Gather from the listing below each line that includes the word "ylabel", and copy it.

(Figure content listings)
■ ■ ■
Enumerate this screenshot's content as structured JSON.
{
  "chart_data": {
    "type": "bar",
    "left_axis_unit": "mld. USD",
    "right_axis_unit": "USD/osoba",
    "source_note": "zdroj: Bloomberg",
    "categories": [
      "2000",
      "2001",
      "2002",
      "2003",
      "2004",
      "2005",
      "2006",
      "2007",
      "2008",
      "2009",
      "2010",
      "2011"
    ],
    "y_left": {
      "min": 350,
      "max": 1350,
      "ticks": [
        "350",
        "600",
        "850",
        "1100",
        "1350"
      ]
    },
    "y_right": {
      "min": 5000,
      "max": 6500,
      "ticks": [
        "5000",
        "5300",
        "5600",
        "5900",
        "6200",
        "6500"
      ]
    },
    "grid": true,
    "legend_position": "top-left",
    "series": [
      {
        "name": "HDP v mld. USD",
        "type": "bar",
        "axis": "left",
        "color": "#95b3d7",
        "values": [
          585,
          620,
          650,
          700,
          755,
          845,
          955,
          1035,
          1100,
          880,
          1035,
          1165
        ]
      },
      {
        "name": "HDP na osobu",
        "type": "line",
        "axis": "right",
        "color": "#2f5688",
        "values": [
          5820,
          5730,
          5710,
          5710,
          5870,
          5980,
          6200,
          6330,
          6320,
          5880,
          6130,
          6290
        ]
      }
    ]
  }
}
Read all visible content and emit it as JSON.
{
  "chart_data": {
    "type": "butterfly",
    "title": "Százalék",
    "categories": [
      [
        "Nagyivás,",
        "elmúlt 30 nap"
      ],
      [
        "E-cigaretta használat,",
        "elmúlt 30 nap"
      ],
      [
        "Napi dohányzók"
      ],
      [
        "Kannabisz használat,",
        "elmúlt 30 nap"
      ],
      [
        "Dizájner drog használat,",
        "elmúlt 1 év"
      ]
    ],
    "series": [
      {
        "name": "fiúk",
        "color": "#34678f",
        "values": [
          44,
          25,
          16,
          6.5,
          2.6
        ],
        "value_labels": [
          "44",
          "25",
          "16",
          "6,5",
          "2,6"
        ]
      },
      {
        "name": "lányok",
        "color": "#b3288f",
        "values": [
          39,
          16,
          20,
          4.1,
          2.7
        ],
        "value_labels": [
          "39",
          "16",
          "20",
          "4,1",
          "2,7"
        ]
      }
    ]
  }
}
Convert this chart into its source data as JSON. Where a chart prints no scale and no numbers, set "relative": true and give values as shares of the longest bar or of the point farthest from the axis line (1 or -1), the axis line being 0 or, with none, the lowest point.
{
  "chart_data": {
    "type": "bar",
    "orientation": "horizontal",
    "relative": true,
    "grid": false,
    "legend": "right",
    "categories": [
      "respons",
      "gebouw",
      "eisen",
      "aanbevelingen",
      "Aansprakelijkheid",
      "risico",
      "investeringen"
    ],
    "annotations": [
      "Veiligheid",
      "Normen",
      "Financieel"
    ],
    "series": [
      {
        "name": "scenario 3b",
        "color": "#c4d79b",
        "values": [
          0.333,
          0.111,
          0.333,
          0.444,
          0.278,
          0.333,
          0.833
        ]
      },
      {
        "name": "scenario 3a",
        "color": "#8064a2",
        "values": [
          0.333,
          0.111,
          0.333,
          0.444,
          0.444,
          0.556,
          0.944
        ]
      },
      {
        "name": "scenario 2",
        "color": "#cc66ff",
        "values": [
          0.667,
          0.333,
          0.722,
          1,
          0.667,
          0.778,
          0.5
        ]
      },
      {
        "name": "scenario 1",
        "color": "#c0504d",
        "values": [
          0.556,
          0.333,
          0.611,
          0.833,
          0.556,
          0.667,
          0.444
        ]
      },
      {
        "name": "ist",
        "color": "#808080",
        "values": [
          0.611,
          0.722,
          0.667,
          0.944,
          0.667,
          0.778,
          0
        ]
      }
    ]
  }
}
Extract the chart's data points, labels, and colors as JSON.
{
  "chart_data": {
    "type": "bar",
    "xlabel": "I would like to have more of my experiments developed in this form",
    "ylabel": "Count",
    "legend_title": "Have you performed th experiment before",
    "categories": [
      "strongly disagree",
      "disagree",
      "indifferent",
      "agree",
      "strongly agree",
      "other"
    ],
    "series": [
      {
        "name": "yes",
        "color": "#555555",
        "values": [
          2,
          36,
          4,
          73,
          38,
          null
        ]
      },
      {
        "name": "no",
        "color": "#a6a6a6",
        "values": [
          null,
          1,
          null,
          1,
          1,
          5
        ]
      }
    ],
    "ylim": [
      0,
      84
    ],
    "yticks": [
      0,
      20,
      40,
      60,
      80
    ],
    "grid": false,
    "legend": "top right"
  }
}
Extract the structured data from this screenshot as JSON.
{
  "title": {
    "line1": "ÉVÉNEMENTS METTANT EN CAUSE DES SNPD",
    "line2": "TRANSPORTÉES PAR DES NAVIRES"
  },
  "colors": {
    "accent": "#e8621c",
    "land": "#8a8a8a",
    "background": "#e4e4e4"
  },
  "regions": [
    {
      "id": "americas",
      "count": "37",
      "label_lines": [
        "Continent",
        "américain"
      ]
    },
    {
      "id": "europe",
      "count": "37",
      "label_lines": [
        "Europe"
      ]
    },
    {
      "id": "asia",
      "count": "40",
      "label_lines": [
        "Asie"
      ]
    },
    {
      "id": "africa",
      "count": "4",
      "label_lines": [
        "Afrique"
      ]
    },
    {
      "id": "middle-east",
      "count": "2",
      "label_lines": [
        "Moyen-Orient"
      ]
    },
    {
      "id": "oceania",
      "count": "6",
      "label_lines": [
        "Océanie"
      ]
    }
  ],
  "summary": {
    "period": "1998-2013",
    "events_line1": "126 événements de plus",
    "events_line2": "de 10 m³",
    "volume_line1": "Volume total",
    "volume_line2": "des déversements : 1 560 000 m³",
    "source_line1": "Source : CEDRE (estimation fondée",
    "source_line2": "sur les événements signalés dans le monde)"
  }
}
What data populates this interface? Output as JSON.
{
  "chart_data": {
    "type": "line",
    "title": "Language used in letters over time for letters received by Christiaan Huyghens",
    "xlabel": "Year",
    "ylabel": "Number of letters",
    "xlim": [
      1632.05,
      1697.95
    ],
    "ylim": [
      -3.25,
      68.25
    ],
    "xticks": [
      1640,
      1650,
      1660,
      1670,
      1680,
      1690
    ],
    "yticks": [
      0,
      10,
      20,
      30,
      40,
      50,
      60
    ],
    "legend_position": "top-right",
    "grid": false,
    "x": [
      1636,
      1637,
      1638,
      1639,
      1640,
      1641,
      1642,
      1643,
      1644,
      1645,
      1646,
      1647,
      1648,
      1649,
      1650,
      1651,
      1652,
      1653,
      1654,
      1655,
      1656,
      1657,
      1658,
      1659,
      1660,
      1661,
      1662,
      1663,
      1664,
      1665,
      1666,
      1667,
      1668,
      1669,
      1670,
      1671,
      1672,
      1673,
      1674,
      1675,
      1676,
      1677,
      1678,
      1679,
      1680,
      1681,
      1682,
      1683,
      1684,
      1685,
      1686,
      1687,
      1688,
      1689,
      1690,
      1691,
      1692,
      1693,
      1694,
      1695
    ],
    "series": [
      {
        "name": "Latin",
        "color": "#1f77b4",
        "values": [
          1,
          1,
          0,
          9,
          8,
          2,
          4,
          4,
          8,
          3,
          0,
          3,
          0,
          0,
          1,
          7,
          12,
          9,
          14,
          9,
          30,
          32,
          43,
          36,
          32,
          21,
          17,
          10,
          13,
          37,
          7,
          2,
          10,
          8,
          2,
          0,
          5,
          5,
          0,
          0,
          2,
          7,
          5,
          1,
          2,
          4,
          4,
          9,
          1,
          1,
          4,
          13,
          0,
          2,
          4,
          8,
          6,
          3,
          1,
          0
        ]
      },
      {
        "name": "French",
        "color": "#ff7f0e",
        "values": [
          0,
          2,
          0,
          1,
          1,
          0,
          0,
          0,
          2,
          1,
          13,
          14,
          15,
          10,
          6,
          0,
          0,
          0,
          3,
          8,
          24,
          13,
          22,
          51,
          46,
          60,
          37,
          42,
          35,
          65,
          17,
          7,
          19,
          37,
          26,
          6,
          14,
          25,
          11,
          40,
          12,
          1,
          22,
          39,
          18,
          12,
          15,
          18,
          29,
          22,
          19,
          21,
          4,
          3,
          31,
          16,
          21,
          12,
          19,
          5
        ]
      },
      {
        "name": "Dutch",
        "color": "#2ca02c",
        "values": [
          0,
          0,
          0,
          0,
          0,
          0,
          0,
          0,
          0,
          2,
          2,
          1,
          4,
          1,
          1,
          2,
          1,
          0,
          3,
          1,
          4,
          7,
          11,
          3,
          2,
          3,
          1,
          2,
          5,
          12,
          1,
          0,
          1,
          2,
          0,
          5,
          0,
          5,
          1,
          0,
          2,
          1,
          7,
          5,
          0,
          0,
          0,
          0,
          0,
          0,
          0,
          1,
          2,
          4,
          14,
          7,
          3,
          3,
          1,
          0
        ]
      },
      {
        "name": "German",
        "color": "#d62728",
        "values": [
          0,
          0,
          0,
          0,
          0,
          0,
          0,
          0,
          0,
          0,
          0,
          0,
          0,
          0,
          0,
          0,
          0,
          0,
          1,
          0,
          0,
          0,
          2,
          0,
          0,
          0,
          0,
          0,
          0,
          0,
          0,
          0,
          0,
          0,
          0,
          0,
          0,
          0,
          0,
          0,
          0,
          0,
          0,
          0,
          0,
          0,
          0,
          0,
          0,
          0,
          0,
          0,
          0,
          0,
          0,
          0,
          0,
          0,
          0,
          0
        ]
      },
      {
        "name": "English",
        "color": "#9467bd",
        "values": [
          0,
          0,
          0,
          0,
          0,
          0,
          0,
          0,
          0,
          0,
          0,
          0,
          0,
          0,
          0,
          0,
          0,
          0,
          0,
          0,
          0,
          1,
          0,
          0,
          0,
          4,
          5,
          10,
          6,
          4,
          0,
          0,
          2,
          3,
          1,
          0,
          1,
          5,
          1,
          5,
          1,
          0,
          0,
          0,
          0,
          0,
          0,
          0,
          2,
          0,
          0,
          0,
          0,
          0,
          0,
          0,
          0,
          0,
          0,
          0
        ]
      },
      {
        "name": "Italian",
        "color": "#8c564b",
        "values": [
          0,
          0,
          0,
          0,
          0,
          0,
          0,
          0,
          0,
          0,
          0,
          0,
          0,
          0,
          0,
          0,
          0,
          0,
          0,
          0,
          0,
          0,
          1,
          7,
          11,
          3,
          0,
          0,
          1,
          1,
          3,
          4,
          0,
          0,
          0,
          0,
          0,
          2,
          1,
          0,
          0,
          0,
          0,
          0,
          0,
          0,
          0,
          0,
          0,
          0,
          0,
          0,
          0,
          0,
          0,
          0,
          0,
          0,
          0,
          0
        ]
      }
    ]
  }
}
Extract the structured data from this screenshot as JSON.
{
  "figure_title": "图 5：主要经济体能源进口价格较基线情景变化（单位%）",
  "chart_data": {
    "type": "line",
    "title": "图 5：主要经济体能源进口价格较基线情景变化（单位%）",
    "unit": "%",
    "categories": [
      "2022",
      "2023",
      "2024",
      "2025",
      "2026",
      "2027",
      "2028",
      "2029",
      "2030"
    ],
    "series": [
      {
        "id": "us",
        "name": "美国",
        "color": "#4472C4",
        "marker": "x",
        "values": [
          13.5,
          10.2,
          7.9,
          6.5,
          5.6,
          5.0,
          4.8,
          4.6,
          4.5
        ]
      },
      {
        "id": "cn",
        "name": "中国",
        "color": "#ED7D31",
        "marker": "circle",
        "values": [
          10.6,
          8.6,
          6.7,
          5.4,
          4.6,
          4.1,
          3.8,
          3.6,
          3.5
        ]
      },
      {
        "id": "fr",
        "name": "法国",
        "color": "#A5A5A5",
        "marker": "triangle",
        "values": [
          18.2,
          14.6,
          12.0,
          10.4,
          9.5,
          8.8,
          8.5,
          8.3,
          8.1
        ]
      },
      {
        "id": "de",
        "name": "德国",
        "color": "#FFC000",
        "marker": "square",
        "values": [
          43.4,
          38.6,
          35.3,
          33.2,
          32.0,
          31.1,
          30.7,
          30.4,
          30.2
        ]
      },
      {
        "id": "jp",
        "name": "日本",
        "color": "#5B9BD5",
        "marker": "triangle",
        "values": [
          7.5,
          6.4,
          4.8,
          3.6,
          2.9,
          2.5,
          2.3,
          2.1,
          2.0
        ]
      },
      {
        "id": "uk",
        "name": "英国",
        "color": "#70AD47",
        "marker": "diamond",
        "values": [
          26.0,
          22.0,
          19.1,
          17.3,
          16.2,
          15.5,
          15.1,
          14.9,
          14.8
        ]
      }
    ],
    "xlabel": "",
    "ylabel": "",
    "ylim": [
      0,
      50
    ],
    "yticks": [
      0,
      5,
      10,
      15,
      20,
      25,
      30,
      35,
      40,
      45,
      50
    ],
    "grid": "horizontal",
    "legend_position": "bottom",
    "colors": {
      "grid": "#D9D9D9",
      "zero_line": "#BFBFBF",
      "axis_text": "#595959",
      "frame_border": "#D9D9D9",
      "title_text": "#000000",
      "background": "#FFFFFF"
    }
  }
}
■ ■ ■
Written reply
    "ylabel": "Count",
    "ylabel": "Number of letters",
    "ylabel": "",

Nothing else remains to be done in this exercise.